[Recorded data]

▶

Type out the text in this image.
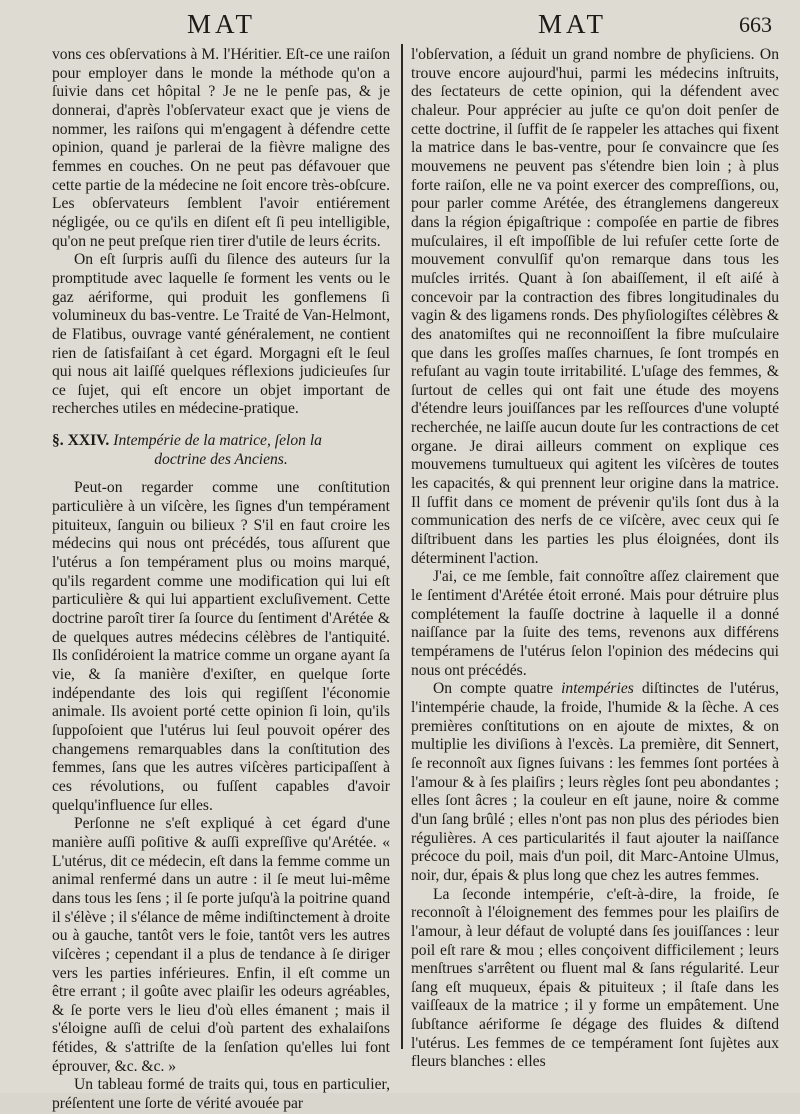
MAT	MAT	663

vons ces obſervations à M. l'Héritier. Eſt-ce une raiſon pour employer dans le monde la méthode qu'on a ſuivie dans cet hôpital ? Je ne le penſe pas, & je donnerai, d'après l'obſervateur exact que je viens de nommer, les raiſons qui m'engagent à défendre cette opinion, quand je parlerai de la fièvre maligne des femmes en couches. On ne peut pas défavouer que cette partie de la médecine ne ſoit encore très-obſcure. Les obſervateurs ſemblent l'avoir entiérement négligée, ou ce qu'ils en diſent eſt ſi peu intelligible, qu'on ne peut preſque rien tirer d'utile de leurs écrits.

On eſt ſurpris auſſi du ſilence des auteurs ſur la promptitude avec laquelle ſe forment les vents ou le gaz aériforme, qui produit les gonflemens ſi volumineux du bas-ventre. Le Traité de Van-Helmont, de Flatibus, ouvrage vanté généralement, ne contient rien de ſatisfaiſant à cet égard. Morgagni eſt le ſeul qui nous ait laiſſé quelques réflexions judicieuſes ſur ce ſujet, qui eſt encore un objet important de recherches utiles en médecine-pratique.

§. XXIV. Intempérie de la matrice, ſelon la
doctrine des Anciens.

Peut-on regarder comme une conſtitution particulière à un viſcère, les ſignes d'un tempérament pituiteux, ſanguin ou bilieux ? S'il en faut croire les médecins qui nous ont précédés, tous aſſurent que l'utérus a ſon tempérament plus ou moins marqué, qu'ils regardent comme une modification qui lui eſt particulière & qui lui appartient excluſivement. Cette doctrine paroît tirer ſa ſource du ſentiment d'Arétée & de quelques autres médecins célèbres de l'antiquité. Ils conſidéroient la matrice comme un organe ayant ſa vie, & ſa manière d'exiſter, en quelque ſorte indépendante des lois qui regiſſent l'économie animale. Ils avoient porté cette opinion ſi loin, qu'ils ſuppoſoient que l'utérus lui ſeul pouvoit opérer des changemens remarquables dans la conſtitution des femmes, ſans que les autres viſcères participaſſent à ces révolutions, ou fuſſent capables d'avoir quelqu'influence ſur elles.

Perſonne ne s'eſt expliqué à cet égard d'une manière auſſi poſitive & auſſi expreſſive qu'Arétée. « L'utérus, dit ce médecin, eſt dans la femme comme un animal renfermé dans un autre : il ſe meut lui-même dans tous les ſens ; il ſe porte juſqu'à la poitrine quand il s'élève ; il s'élance de même indiſtinctement à droite ou à gauche, tantôt vers le foie, tantôt vers les autres viſcères ; cependant il a plus de tendance à ſe diriger vers les parties inférieures. Enfin, il eſt comme un être errant ; il goûte avec plaiſir les odeurs agréables, & ſe porte vers le lieu d'où elles émanent ; mais il s'éloigne auſſi de celui d'où partent des exhalaiſons fétides, & s'attriſte de la ſenſation qu'elles lui font éprouver, &c. &c. »

Un tableau formé de traits qui, tous en particulier, préſentent une ſorte de vérité avouée par

l'obſervation, a ſéduit un grand nombre de phyſiciens. On trouve encore aujourd'hui, parmi les médecins inſtruits, des ſectateurs de cette opinion, qui la défendent avec chaleur. Pour apprécier au juſte ce qu'on doit penſer de cette doctrine, il ſuffit de ſe rappeler les attaches qui fixent la matrice dans le bas-ventre, pour ſe convaincre que ſes mouvemens ne peuvent pas s'étendre bien loin ; à plus forte raiſon, elle ne va point exercer des compreſſions, ou, pour parler comme Arétée, des étranglemens dangereux dans la région épigaſtrique : compoſée en partie de fibres muſculaires, il eſt impoſſible de lui refuſer cette ſorte de mouvement convulſif qu'on remarque dans tous les muſcles irrités. Quant à ſon abaiſſement, il eſt aiſé à concevoir par la contraction des fibres longitudinales du vagin & des ligamens ronds. Des phyſiologiſtes célèbres & des anatomiſtes qui ne reconnoiſſent la fibre muſculaire que dans les groſſes maſſes charnues, ſe ſont trompés en refuſant au vagin toute irritabilité. L'uſage des femmes, & ſurtout de celles qui ont fait une étude des moyens d'étendre leurs jouiſſances par les reſſources d'une volupté recherchée, ne laiſſe aucun doute ſur les contractions de cet organe. Je dirai ailleurs comment on explique ces mouvemens tumultueux qui agitent les viſcères de toutes les capacités, & qui prennent leur origine dans la matrice. Il ſuffit dans ce moment de prévenir qu'ils ſont dus à la communication des nerfs de ce viſcère, avec ceux qui ſe diſtribuent dans les parties les plus éloignées, dont ils déterminent l'action.

J'ai, ce me ſemble, fait connoître aſſez clairement que le ſentiment d'Arétée étoit erroné. Mais pour détruire plus complétement la fauſſe doctrine à laquelle il a donné naiſſance par la ſuite des tems, revenons aux différens tempéramens de l'utérus ſelon l'opinion des médecins qui nous ont précédés.

On compte quatre intempéries diſtinctes de l'utérus, l'intempérie chaude, la froide, l'humide & la ſèche. A ces premières conſtitutions on en ajoute de mixtes, & on multiplie les diviſions à l'excès. La première, dit Sennert, ſe reconnoît aux ſignes ſuivans : les femmes ſont portées à l'amour & à ſes plaiſirs ; leurs règles ſont peu abondantes ; elles ſont âcres ; la couleur en eſt jaune, noire & comme d'un ſang brûlé ; elles n'ont pas non plus des périodes bien régulières. A ces particularités il faut ajouter la naiſſance précoce du poil, mais d'un poil, dit Marc-Antoine Ulmus, noir, dur, épais & plus long que chez les autres femmes.

La ſeconde intempérie, c'eſt-à-dire, la froide, ſe reconnoît à l'éloignement des femmes pour les plaiſirs de l'amour, à leur défaut de volupté dans ſes jouiſſances : leur poil eſt rare & mou ; elles conçoivent difficilement ; leurs menſtrues s'arrêtent ou fluent mal & ſans régularité. Leur ſang eſt muqueux, épais & pituiteux ; il ſtaſe dans les vaiſſeaux de la matrice ; il y forme un empâtement. Une ſubſtance aériforme ſe dégage des fluides & diſtend l'utérus. Les femmes de ce tempérament ſont ſujètes aux fleurs blanches : elles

◀

__Task requirements__
Using the records above, gather all lines where the string "ſelon" is present.

__Completed exercise__
§. XXIV. Intempérie de la matrice, ſelon la
J'ai, ce me ſemble, fait connoître aſſez clairement que le ſentiment d'Arétée étoit erroné. Mais pour détruire plus complétement la fauſſe doctrine à laquelle il a donné naiſſance par la ſuite des tems, revenons aux différens tempéramens de l'utérus ſelon l'opinion des médecins qui nous ont précédés.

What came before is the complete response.